Begin LISTED RECORDS

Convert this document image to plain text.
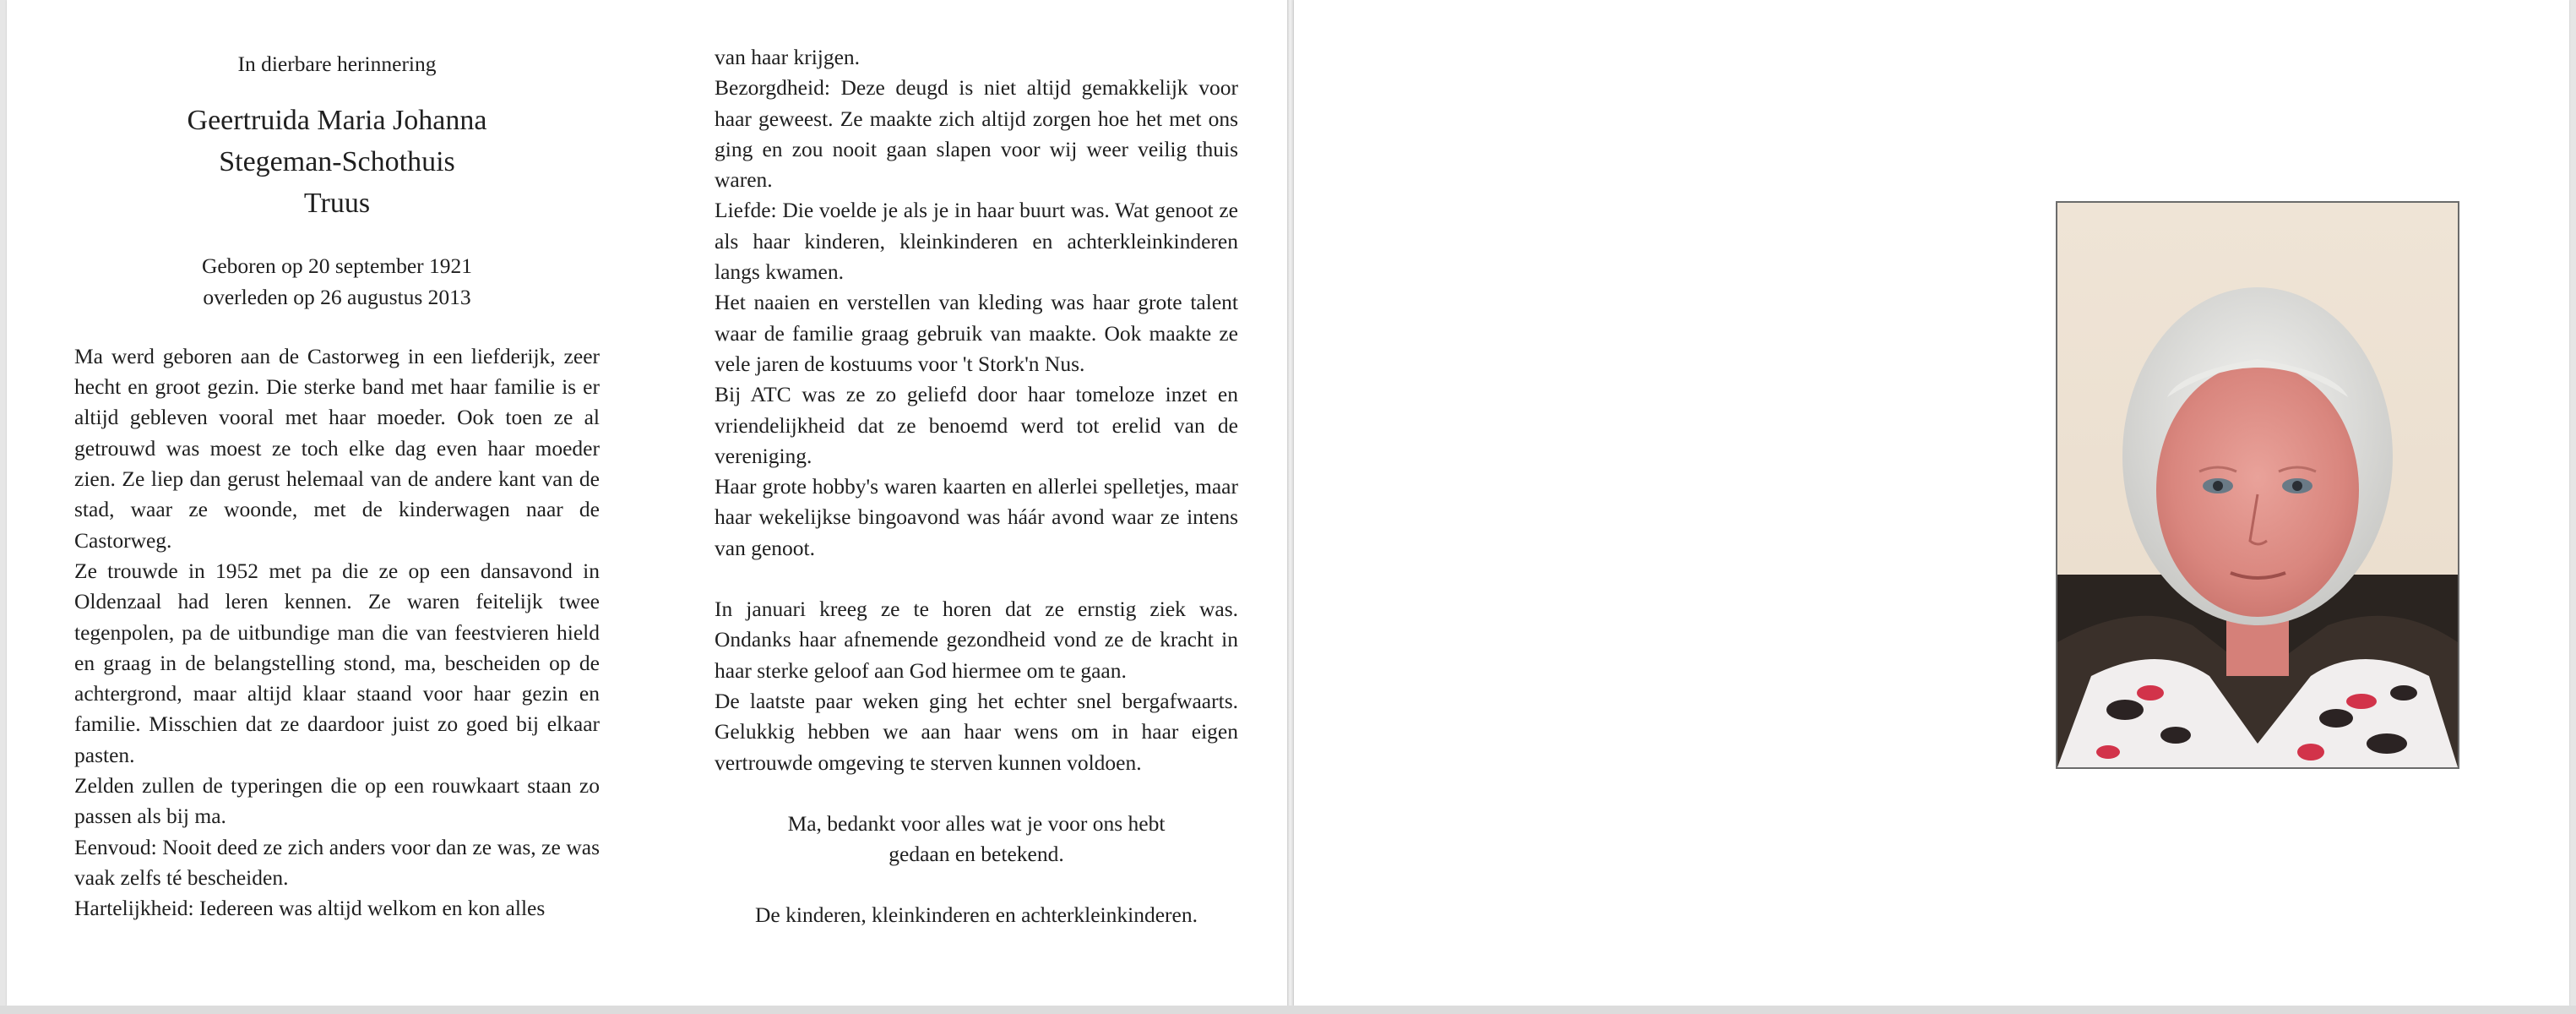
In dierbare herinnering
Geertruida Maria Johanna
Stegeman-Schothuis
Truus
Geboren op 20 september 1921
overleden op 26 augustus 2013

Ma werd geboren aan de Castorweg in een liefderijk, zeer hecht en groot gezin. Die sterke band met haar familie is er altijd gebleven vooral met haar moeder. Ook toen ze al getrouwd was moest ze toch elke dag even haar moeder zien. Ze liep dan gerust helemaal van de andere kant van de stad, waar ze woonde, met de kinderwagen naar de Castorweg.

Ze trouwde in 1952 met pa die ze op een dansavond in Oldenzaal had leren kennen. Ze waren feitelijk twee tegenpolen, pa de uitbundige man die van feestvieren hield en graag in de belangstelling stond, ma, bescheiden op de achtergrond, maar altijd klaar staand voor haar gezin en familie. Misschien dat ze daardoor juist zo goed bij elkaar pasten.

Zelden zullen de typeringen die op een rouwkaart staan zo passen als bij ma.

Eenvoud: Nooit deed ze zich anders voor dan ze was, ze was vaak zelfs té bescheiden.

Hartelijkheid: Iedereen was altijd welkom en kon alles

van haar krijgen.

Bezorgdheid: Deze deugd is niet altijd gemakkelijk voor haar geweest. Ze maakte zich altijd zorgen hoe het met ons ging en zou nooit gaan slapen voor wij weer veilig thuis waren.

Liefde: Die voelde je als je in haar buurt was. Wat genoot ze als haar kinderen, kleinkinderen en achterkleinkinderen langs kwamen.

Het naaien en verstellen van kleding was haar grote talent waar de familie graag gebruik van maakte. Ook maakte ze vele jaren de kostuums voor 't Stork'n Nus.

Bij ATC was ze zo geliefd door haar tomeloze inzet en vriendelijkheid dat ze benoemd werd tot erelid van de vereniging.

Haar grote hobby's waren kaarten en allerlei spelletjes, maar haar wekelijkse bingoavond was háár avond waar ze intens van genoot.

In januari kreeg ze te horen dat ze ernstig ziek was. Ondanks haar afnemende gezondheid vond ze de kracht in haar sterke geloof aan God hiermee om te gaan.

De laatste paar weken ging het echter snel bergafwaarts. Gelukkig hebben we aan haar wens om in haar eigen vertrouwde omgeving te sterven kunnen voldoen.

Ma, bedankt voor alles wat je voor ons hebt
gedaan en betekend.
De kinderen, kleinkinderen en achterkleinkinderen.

End LISTED RECORDS
Begin LISTED RECORDS

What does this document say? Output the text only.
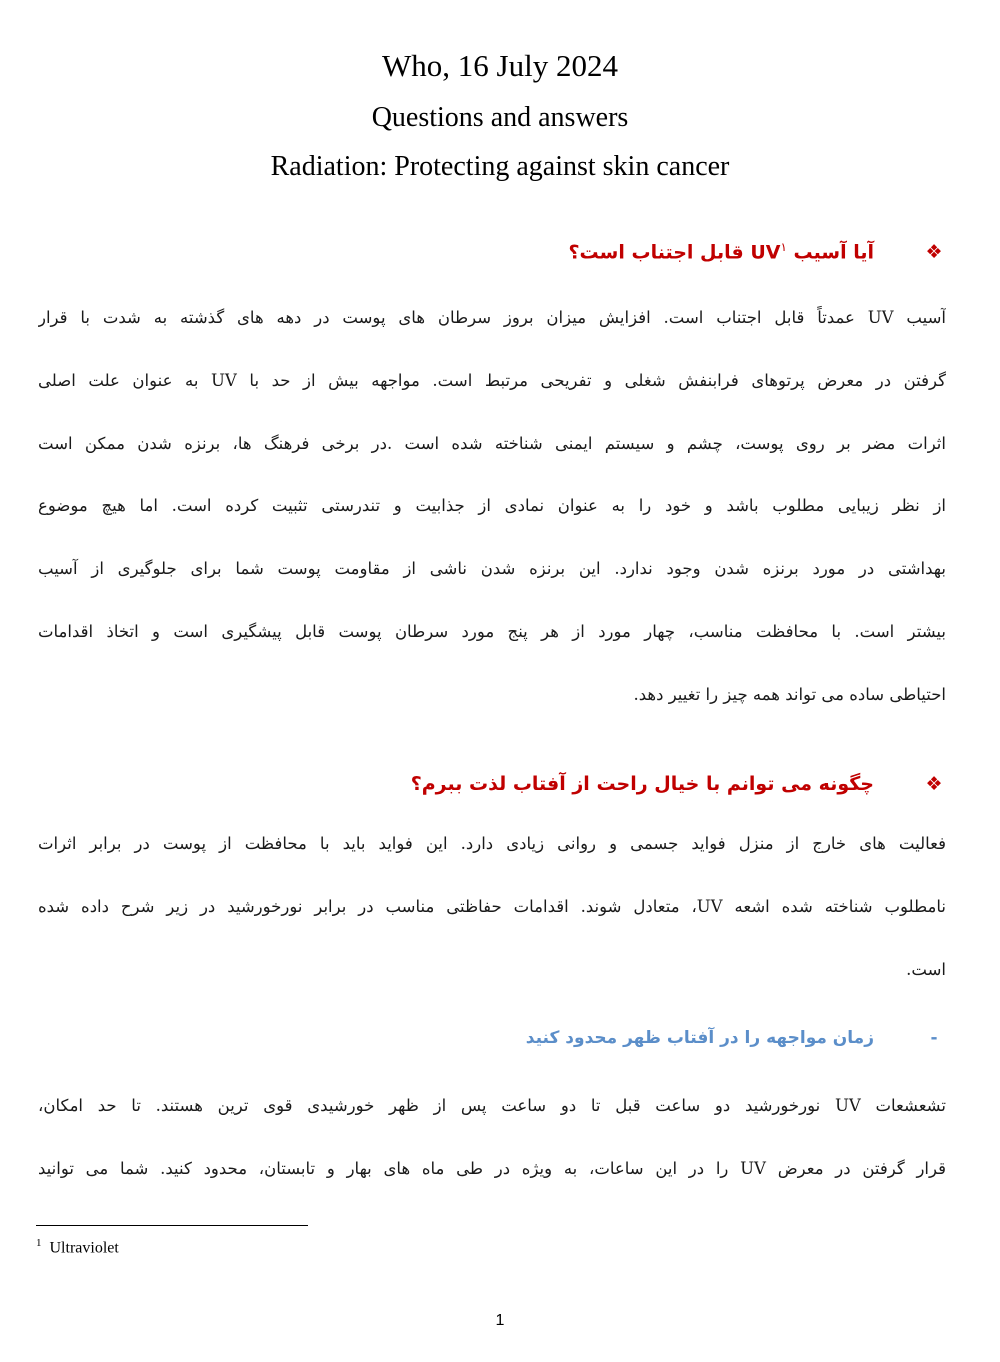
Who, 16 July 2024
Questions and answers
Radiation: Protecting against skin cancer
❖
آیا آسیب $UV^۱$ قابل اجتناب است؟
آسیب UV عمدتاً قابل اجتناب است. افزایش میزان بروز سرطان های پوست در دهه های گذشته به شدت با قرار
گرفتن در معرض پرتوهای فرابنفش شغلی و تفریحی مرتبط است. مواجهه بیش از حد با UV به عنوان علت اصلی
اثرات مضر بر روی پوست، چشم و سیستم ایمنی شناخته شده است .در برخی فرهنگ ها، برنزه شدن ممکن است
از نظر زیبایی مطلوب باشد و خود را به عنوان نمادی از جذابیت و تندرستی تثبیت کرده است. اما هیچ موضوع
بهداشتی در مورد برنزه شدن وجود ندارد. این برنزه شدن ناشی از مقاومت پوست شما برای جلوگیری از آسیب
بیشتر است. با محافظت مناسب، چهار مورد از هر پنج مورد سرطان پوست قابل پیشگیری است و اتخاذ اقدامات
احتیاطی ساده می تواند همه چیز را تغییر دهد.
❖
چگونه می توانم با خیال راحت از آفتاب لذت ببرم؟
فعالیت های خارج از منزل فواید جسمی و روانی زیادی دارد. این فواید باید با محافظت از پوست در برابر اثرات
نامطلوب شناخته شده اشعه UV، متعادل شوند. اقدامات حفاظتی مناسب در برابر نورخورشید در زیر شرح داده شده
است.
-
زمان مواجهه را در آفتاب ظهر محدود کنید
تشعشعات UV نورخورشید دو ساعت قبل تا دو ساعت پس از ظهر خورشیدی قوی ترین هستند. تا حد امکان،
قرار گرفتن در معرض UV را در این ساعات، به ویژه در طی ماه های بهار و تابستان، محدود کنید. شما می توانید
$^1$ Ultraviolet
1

End LISTED RECORDS
Begin LISTED RECORDS

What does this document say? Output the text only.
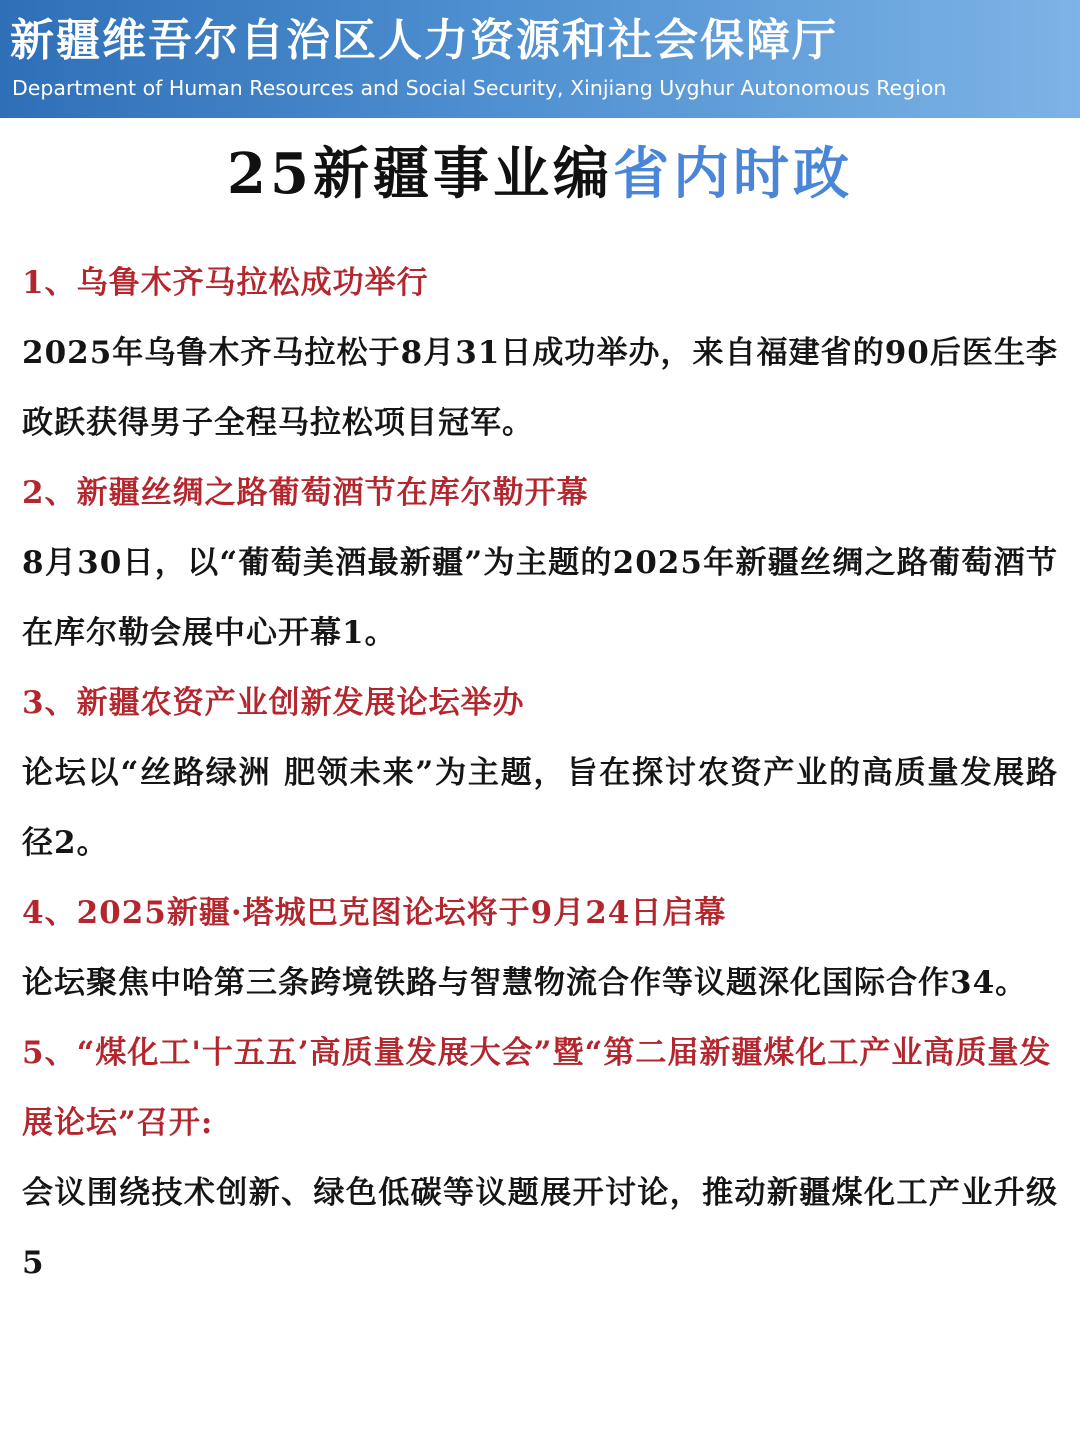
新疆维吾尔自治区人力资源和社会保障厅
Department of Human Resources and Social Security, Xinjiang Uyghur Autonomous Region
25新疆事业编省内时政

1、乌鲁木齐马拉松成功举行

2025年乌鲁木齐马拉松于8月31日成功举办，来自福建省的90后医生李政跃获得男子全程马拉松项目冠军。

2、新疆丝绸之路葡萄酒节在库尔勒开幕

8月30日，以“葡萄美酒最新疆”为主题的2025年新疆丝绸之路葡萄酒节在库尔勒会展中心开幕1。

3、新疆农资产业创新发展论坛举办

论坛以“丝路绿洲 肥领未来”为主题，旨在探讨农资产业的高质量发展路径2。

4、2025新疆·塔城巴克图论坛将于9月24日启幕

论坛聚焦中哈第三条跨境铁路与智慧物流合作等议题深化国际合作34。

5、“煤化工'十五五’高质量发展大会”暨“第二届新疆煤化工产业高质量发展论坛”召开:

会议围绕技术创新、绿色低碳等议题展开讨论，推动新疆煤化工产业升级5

End LISTED RECORDS

### WRITTEN PROBLEM
The lines to collect are those holding the string "مواجهه"; copy them all.

### RESULT BELOW
گرفتن در معرض پرتوهای فرابنفش شغلی و تفریحی مرتبط است. مواجهه بیش از حد با UV به عنوان علت اصلی
زمان مواجهه را در آفتاب ظهر محدود کنید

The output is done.